Task to carry out: Can you transcribe every record below exactly as it appears?

===

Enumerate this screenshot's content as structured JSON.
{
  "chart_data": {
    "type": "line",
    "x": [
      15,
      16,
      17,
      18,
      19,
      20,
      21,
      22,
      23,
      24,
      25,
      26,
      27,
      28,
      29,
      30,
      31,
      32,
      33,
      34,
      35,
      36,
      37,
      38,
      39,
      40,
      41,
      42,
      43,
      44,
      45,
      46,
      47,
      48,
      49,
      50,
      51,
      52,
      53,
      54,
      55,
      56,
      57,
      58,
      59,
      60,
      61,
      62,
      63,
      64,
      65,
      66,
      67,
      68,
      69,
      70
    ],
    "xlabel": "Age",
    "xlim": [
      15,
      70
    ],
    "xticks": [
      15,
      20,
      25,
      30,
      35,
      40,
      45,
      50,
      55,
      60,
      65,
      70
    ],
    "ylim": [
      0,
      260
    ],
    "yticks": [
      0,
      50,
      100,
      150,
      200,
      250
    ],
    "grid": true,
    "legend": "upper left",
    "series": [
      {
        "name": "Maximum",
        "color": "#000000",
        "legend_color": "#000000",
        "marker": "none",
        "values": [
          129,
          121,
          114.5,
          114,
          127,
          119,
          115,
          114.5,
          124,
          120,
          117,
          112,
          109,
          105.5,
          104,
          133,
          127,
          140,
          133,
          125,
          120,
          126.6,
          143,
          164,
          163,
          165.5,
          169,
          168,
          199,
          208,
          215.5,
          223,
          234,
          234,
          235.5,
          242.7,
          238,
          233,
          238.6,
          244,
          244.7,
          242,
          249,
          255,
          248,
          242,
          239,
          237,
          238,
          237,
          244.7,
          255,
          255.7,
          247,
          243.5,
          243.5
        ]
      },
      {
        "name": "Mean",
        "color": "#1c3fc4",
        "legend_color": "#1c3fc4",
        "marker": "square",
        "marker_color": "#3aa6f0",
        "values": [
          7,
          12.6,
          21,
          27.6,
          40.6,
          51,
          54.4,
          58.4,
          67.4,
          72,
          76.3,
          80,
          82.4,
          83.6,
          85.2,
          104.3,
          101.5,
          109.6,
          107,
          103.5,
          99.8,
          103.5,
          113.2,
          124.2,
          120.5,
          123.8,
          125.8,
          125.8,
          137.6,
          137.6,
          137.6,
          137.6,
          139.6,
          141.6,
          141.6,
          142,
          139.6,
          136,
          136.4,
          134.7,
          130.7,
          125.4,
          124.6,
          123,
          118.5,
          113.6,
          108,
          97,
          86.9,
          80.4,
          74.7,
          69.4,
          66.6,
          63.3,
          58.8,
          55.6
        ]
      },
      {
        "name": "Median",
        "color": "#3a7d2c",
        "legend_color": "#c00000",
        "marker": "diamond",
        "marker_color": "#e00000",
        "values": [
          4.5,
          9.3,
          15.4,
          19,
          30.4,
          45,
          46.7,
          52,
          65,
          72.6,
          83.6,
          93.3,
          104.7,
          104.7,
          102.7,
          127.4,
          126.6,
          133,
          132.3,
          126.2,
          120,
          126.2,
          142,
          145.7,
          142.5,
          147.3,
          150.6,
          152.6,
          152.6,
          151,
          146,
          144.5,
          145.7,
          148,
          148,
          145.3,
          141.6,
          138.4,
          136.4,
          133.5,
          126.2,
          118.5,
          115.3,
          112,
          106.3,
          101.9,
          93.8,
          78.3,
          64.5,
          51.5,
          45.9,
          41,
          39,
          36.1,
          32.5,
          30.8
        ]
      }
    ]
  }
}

===

Solution to the exercise:
Enumerate this screenshot's content as structured JSON.
{
  "chart_data": {
    "type": "line",
    "x": [
      15,
      16,
      17,
      18,
      19,
      20,
      21,
      22,
      23,
      24,
      25,
      26,
      27,
      28,
      29,
      30,
      31,
      32,
      33,
      34,
      35,
      36,
      37,
      38,
      39,
      40,
      41,
      42,
      43,
      44,
      45,
      46,
      47,
      48,
      49,
      50,
      51,
      52,
      53,
      54,
      55,
      56,
      57,
      58,
      59,
      60,
      61,
      62,
      63,
      64,
      65,
      66,
      67,
      68,
      69,
      70
    ],
    "xlabel": "Age",
    "xlim": [
      15,
      70
    ],
    "xticks": [
      15,
      20,
      25,
      30,
      35,
      40,
      45,
      50,
      55,
      60,
      65,
      70
    ],
    "ylim": [
      0,
      260
    ],
    "yticks": [
      0,
      50,
      100,
      150,
      200,
      250
    ],
    "grid": true,
    "legend": "upper left",
    "series": [
      {
        "name": "Maximum",
        "color": "#000000",
        "legend_color": "#000000",
        "marker": "none",
        "values": [
          129,
          121,
          114.5,
          114,
          127,
          119,
          115,
          114.5,
          124,
          120,
          117,
          112,
          109,
          105.5,
          104,
          133,
          127,
          140,
          133,
          125,
          120,
          126.6,
          143,
          164,
          163,
          165.5,
          169,
          168,
          199,
          208,
          215.5,
          223,
          234,
          234,
          235.5,
          242.7,
          238,
          233,
          238.6,
          244,
          244.7,
          242,
          249,
          255,
          248,
          242,
          239,
          237,
          238,
          237,
          244.7,
          255,
          255.7,
          247,
          243.5,
          243.5
        ]
      },
      {
        "name": "Mean",
        "color": "#1c3fc4",
        "legend_color": "#1c3fc4",
        "marker": "square",
        "marker_color": "#3aa6f0",
        "values": [
          7,
          12.6,
          21,
          27.6,
          40.6,
          51,
          54.4,
          58.4,
          67.4,
          72,
          76.3,
          80,
          82.4,
          83.6,
          85.2,
          104.3,
          101.5,
          109.6,
          107,
          103.5,
          99.8,
          103.5,
          113.2,
          124.2,
          120.5,
          123.8,
          125.8,
          125.8,
          137.6,
          137.6,
          137.6,
          137.6,
          139.6,
          141.6,
          141.6,
          142,
          139.6,
          136,
          136.4,
          134.7,
          130.7,
          125.4,
          124.6,
          123,
          118.5,
          113.6,
          108,
          97,
          86.9,
          80.4,
          74.7,
          69.4,
          66.6,
          63.3,
          58.8,
          55.6
        ]
      },
      {
        "name": "Median",
        "color": "#3a7d2c",
        "legend_color": "#c00000",
        "marker": "diamond",
        "marker_color": "#e00000",
        "values": [
          4.5,
          9.3,
          15.4,
          19,
          30.4,
          45,
          46.7,
          52,
          65,
          72.6,
          83.6,
          93.3,
          104.7,
          104.7,
          102.7,
          127.4,
          126.6,
          133,
          132.3,
          126.2,
          120,
          126.2,
          142,
          145.7,
          142.5,
          147.3,
          150.6,
          152.6,
          152.6,
          151,
          146,
          144.5,
          145.7,
          148,
          148,
          145.3,
          141.6,
          138.4,
          136.4,
          133.5,
          126.2,
          118.5,
          115.3,
          112,
          106.3,
          101.9,
          93.8,
          78.3,
          64.5,
          51.5,
          45.9,
          41,
          39,
          36.1,
          32.5,
          30.8
        ]
      }
    ]
  }
}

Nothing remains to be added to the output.